### Record set
::::
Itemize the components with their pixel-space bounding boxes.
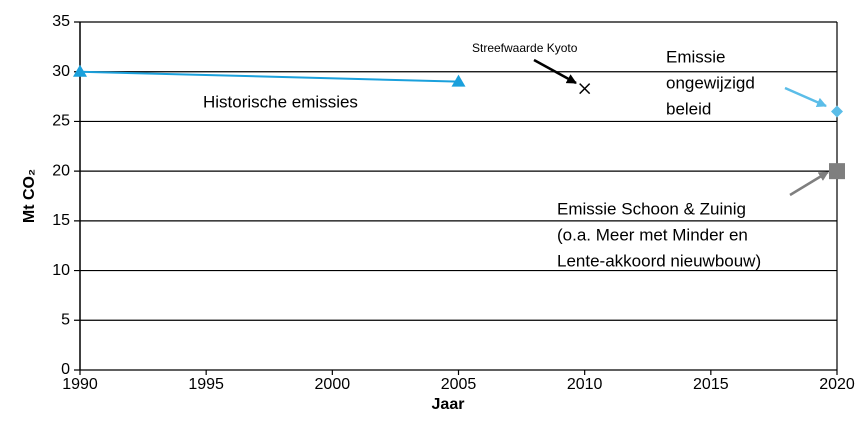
annotation: Streefwaarde Kyoto bbox=[472, 41, 578, 55]
y-tick-label: 20 bbox=[52, 162, 70, 179]
x-axis-label: Jaar bbox=[432, 396, 465, 413]
y-axis-label: Mt CO₂ bbox=[21, 169, 38, 223]
x-tick-label: 2010 bbox=[567, 376, 603, 393]
y-tick-label: 25 bbox=[52, 113, 70, 130]
marker-triangle bbox=[451, 74, 466, 87]
annotation: (o.a. Meer met Minder en bbox=[557, 225, 748, 244]
line bbox=[79, 70, 459, 83]
x-tick-label: 2000 bbox=[315, 376, 351, 393]
y-tick-label: 35 bbox=[52, 13, 70, 30]
y-tick-label: 0 bbox=[61, 361, 70, 378]
x-tick-label: 2020 bbox=[819, 376, 855, 393]
y-tick-label: 5 bbox=[61, 312, 70, 329]
annotation: Emissie bbox=[666, 47, 726, 66]
x-tick-label: 2005 bbox=[441, 376, 477, 393]
x-tick-label: 2015 bbox=[693, 376, 729, 393]
x-tick-label: 1995 bbox=[188, 376, 224, 393]
y-tick-label: 15 bbox=[52, 212, 70, 229]
arrow bbox=[784, 86, 827, 108]
marker-cross bbox=[579, 83, 591, 95]
annotation: beleid bbox=[666, 99, 711, 118]
x-tick-label: 1990 bbox=[62, 376, 98, 393]
marker-diamond bbox=[831, 105, 843, 118]
marker-square bbox=[829, 163, 845, 180]
arrow bbox=[789, 170, 829, 197]
y-tick-label: 30 bbox=[52, 63, 70, 80]
marker-triangle bbox=[73, 64, 87, 77]
y-tick-label: 10 bbox=[52, 262, 70, 279]
annotation: Historische emissies bbox=[203, 92, 358, 111]
annotation: Lente-akkoord nieuwbouw) bbox=[557, 251, 761, 270]
annotation: ongewijzigd bbox=[666, 73, 755, 92]
annotation: Emissie Schoon & Zuinig bbox=[557, 199, 746, 218]
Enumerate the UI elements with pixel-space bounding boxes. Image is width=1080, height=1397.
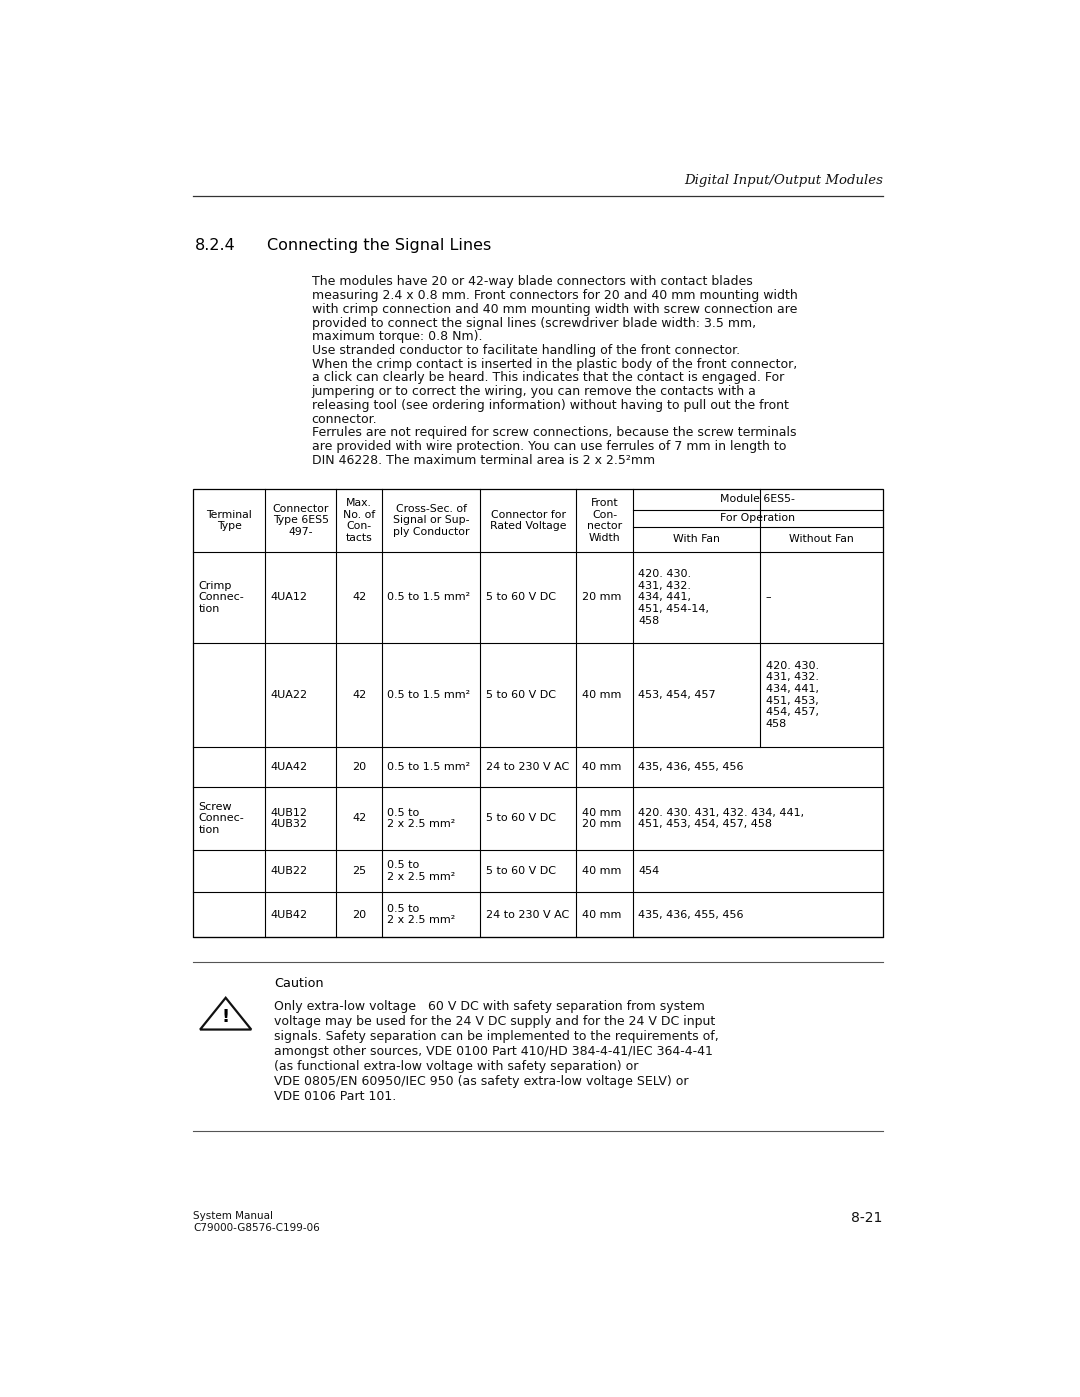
::::
### What you are asked to do
Reproduce the data above line for line, without altering anything, and omit the pictures from your answer.

### Result for this task
Itemize the components with their pixel-space bounding boxes.
annotation: Streefwaarde Kyoto bbox=[472, 41, 578, 55]
y-tick-label: 20 bbox=[52, 162, 70, 179]
x-axis-label: Jaar bbox=[432, 396, 465, 413]
y-axis-label: Mt CO₂ bbox=[21, 169, 38, 223]
x-tick-label: 2010 bbox=[567, 376, 603, 393]
y-tick-label: 25 bbox=[52, 113, 70, 130]
marker-triangle bbox=[451, 74, 466, 87]
annotation: (o.a. Meer met Minder en bbox=[557, 225, 748, 244]
line bbox=[79, 70, 459, 83]
x-tick-label: 2000 bbox=[315, 376, 351, 393]
y-tick-label: 35 bbox=[52, 13, 70, 30]
y-tick-label: 0 bbox=[61, 361, 70, 378]
x-tick-label: 2020 bbox=[819, 376, 855, 393]
y-tick-label: 5 bbox=[61, 312, 70, 329]
annotation: Emissie bbox=[666, 47, 726, 66]
x-tick-label: 2005 bbox=[441, 376, 477, 393]
x-tick-label: 2015 bbox=[693, 376, 729, 393]
x-tick-label: 1995 bbox=[188, 376, 224, 393]
y-tick-label: 15 bbox=[52, 212, 70, 229]
arrow bbox=[784, 86, 827, 108]
marker-cross bbox=[579, 83, 591, 95]
annotation: beleid bbox=[666, 99, 711, 118]
x-tick-label: 1990 bbox=[62, 376, 98, 393]
marker-diamond bbox=[831, 105, 843, 118]
marker-square bbox=[829, 163, 845, 180]
arrow bbox=[789, 170, 829, 197]
y-tick-label: 30 bbox=[52, 63, 70, 80]
marker-triangle bbox=[73, 64, 87, 77]
y-tick-label: 10 bbox=[52, 262, 70, 279]
annotation: Historische emissies bbox=[203, 92, 358, 111]
annotation: Lente-akkoord nieuwbouw) bbox=[557, 251, 761, 270]
annotation: ongewijzigd bbox=[666, 73, 755, 92]
annotation: Emissie Schoon & Zuinig bbox=[557, 199, 746, 218]
Enumerate the UI elements with pixel-space bounding boxes. Image is width=1080, height=1397.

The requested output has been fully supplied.